(TASK INPUT)
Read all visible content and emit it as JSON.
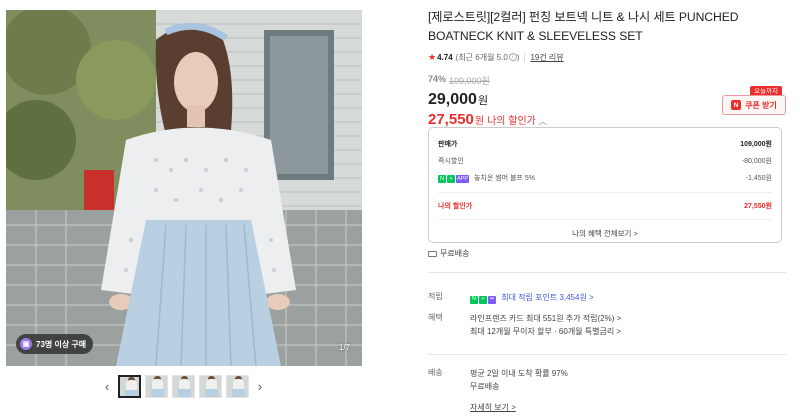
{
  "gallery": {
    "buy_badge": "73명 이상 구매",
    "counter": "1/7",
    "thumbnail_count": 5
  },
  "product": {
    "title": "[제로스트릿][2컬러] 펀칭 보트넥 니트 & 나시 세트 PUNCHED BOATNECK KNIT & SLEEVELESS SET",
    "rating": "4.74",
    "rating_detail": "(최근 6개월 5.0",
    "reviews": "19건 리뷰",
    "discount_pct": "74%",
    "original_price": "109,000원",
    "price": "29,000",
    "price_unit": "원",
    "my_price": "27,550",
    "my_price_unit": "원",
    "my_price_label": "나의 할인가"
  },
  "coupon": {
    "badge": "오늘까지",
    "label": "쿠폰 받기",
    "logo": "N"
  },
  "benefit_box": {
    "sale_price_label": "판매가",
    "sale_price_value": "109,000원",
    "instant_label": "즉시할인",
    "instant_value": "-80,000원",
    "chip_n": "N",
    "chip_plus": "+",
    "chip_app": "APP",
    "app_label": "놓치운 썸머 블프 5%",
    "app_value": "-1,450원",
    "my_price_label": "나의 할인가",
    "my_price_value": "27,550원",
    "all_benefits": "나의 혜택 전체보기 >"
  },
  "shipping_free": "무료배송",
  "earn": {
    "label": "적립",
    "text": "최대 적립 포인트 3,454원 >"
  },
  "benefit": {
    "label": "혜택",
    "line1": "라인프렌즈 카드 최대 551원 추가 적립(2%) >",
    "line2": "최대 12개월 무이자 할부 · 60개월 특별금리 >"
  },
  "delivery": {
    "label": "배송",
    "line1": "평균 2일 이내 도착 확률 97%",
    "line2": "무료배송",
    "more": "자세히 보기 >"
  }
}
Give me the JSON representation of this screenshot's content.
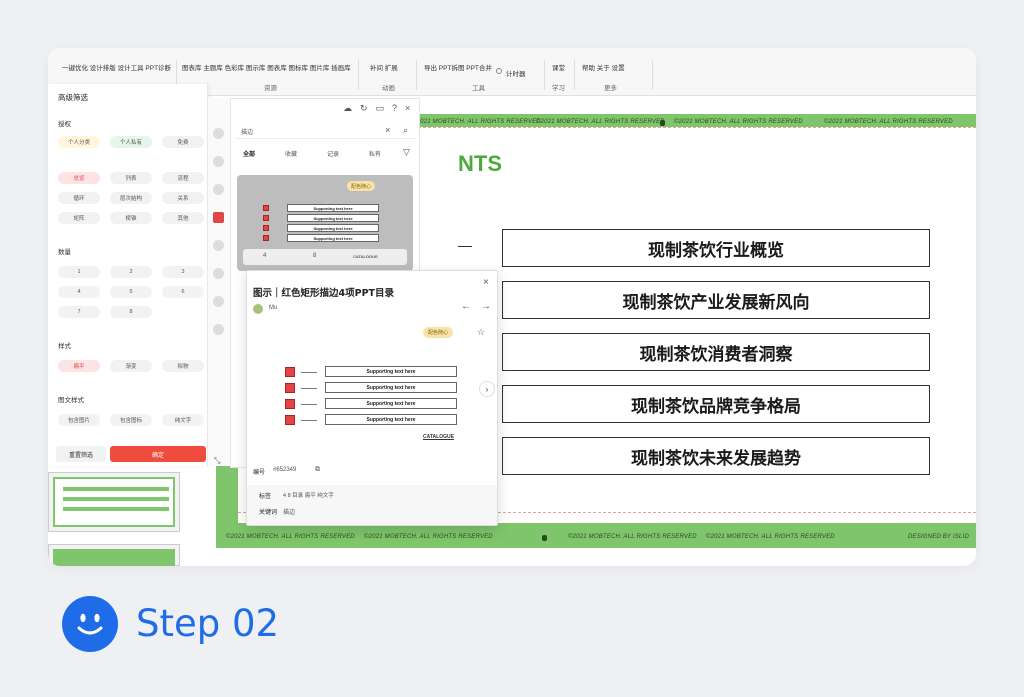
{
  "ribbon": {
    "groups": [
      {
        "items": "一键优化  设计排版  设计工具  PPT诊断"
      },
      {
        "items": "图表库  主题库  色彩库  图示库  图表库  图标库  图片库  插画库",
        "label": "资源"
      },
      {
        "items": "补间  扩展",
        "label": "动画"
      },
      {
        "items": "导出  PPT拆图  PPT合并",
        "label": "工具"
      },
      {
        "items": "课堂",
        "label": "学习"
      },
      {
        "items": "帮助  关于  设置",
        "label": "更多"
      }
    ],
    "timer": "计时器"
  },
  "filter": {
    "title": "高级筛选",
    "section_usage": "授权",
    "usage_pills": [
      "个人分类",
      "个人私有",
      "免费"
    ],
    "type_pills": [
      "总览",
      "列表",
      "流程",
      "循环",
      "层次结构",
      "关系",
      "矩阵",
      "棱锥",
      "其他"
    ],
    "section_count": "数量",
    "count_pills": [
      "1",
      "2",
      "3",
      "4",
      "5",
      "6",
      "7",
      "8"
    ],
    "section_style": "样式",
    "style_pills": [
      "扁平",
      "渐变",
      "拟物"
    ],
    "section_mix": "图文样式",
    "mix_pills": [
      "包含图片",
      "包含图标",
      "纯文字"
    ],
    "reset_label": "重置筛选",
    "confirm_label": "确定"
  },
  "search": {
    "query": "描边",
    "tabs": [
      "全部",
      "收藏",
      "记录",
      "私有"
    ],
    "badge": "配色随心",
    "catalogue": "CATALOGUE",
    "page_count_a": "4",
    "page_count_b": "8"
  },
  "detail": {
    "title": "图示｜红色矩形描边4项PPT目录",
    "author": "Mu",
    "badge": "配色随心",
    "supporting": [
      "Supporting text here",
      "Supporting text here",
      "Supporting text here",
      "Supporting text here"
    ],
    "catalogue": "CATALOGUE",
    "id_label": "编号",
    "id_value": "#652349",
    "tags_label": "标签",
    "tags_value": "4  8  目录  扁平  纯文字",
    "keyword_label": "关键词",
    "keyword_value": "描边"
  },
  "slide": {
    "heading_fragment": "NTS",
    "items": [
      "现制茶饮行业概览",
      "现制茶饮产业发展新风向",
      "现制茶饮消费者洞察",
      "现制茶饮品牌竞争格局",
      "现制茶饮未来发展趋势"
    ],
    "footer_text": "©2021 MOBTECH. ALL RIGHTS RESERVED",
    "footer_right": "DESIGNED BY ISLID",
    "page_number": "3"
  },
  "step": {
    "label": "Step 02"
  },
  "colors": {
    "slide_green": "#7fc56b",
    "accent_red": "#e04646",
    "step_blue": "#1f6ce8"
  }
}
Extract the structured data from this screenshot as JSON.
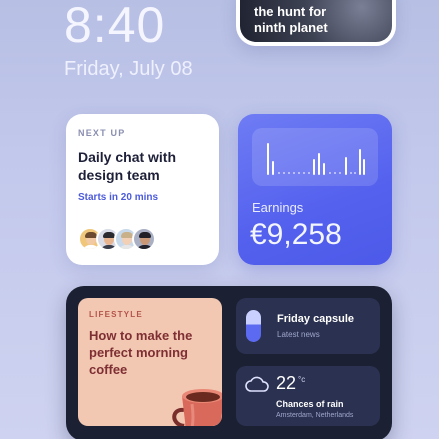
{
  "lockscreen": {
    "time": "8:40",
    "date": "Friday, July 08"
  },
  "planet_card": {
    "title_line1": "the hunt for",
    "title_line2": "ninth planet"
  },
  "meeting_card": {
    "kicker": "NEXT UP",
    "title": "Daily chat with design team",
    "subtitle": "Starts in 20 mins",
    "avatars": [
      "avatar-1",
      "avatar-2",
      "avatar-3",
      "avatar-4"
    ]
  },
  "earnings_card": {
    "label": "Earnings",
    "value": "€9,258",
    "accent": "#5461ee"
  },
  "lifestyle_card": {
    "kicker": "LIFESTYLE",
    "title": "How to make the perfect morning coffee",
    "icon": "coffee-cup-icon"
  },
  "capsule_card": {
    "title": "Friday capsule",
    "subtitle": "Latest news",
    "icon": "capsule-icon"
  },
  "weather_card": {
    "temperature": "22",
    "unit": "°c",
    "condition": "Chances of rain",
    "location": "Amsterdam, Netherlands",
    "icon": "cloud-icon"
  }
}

(WORK TO BE COMPLETED) Show the lines from the data above that contain the string "subtitle".

(FINISHED ANSWER)
    "subtitle": "Starts in 20 mins",
    "subtitle": "Latest news",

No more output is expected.